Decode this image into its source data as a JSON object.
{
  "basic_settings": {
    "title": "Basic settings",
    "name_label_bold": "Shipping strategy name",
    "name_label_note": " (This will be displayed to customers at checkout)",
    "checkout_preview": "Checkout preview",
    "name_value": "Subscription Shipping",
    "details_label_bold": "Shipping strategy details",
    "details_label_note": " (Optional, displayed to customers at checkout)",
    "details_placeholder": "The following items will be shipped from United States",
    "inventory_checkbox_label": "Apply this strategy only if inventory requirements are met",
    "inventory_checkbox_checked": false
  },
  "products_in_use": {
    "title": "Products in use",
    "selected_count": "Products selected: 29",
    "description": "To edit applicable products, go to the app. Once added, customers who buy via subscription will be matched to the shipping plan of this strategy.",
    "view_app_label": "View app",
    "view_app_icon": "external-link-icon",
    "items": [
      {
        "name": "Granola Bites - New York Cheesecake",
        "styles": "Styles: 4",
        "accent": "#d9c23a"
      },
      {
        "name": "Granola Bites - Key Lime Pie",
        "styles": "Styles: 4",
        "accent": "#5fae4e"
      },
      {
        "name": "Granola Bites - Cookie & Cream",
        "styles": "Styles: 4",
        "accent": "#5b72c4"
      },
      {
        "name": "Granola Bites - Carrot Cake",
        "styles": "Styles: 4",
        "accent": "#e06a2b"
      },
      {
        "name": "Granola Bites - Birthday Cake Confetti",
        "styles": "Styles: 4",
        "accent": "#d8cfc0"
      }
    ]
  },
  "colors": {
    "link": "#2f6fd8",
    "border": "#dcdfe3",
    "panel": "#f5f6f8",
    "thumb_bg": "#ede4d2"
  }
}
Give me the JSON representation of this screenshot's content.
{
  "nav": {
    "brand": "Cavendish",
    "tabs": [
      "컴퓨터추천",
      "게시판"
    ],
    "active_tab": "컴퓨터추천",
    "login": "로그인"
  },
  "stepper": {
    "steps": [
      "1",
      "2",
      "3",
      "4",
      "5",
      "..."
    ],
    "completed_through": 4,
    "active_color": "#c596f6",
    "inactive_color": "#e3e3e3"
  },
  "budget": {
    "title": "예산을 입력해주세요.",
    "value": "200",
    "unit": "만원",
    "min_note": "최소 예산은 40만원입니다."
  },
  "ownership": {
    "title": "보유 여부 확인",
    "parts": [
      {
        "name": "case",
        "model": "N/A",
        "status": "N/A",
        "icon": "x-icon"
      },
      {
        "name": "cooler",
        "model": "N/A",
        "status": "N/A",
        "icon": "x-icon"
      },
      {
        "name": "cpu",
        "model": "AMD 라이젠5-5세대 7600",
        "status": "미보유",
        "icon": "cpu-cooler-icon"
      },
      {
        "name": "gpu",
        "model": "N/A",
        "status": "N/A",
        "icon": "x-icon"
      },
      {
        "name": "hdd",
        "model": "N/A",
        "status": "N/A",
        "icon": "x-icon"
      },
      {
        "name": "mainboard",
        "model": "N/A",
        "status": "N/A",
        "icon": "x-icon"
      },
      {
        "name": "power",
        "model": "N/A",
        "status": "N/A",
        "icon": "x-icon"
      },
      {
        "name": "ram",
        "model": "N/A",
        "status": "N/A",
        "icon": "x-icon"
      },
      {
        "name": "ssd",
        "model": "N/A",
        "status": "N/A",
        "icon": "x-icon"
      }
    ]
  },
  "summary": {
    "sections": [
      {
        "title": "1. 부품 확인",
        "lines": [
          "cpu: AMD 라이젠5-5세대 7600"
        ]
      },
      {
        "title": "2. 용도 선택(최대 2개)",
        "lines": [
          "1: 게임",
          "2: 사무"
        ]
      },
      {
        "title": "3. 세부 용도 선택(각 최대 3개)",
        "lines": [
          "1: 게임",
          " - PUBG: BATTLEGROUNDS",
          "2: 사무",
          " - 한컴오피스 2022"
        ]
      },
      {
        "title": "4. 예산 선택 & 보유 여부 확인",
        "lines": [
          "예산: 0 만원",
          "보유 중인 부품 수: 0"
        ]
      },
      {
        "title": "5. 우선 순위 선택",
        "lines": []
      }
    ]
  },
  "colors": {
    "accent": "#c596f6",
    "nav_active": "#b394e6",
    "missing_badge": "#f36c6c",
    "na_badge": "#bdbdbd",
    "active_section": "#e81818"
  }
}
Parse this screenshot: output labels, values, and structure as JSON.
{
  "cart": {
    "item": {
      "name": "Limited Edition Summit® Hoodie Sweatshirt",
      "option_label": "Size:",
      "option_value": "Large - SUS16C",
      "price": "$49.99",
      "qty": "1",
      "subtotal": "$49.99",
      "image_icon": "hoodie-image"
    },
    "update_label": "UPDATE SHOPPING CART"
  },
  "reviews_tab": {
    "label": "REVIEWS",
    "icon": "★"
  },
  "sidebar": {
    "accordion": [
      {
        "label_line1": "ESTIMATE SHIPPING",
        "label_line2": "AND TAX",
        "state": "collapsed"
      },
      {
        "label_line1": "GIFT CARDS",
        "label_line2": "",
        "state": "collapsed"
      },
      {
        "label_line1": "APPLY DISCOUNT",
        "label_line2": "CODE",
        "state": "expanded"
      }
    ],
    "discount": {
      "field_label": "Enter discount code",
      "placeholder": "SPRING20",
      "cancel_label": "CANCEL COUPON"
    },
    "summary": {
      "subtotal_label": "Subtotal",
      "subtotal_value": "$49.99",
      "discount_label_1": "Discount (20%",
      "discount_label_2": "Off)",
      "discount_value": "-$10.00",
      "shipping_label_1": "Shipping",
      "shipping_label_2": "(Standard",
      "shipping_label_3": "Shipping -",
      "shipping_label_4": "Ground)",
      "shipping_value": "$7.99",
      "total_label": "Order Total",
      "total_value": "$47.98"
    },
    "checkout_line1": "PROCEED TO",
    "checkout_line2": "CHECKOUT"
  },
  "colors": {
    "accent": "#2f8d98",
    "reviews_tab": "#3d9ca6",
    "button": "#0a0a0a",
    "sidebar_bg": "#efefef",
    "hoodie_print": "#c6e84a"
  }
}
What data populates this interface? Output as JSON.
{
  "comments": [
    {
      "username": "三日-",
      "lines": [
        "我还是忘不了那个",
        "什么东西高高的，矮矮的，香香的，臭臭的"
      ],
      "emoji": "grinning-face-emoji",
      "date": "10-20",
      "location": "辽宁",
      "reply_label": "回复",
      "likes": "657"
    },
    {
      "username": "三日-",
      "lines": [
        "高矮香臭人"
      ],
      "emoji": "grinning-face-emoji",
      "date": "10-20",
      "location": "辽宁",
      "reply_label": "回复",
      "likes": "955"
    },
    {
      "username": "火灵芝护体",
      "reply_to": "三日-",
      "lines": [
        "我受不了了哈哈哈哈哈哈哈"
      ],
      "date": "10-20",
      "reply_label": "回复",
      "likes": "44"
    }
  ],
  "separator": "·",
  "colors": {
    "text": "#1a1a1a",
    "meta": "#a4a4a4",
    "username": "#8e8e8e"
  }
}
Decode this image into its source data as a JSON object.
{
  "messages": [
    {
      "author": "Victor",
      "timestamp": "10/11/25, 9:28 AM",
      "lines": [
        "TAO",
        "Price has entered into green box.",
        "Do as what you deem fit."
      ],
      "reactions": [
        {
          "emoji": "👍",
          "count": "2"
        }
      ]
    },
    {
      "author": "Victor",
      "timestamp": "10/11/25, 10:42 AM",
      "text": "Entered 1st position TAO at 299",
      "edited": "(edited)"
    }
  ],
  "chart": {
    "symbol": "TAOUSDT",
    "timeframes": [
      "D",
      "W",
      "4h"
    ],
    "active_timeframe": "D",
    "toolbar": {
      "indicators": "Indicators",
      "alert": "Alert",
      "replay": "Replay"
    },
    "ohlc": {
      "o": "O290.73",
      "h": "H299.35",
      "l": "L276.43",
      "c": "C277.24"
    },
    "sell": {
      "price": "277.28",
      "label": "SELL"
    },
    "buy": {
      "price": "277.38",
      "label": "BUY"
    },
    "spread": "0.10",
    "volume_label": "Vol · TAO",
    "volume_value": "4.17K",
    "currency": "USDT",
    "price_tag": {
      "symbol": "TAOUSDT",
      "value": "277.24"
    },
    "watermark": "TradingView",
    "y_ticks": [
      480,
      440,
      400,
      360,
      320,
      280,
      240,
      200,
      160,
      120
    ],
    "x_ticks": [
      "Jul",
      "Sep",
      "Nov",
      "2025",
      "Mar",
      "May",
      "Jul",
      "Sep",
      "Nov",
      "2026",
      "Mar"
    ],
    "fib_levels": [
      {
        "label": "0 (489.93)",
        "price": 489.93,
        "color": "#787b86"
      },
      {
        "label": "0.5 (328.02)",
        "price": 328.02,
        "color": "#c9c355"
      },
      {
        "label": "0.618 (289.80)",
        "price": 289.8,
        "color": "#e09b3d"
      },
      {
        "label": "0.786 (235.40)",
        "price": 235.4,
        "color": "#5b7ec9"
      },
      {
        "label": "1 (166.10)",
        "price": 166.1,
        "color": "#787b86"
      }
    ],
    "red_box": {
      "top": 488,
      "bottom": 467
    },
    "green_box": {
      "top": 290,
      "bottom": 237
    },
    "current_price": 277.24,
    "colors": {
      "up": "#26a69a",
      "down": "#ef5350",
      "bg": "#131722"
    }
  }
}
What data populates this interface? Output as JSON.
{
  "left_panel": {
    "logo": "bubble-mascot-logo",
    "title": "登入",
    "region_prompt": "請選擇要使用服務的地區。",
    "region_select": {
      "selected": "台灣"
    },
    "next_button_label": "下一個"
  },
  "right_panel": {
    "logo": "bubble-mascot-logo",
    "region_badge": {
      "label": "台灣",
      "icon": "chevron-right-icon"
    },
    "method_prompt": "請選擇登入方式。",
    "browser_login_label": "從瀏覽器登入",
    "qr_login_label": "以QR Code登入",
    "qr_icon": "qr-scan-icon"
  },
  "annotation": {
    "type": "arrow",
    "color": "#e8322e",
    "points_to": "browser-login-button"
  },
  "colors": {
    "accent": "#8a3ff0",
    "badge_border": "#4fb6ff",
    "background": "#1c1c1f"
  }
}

* _What you should do_:
Pick out every line above that holds the word "timestamp" and copy it.

* _Exercise answer_:
      "timestamp": "10/11/25, 9:28 AM",
      "timestamp": "10/11/25, 10:42 AM",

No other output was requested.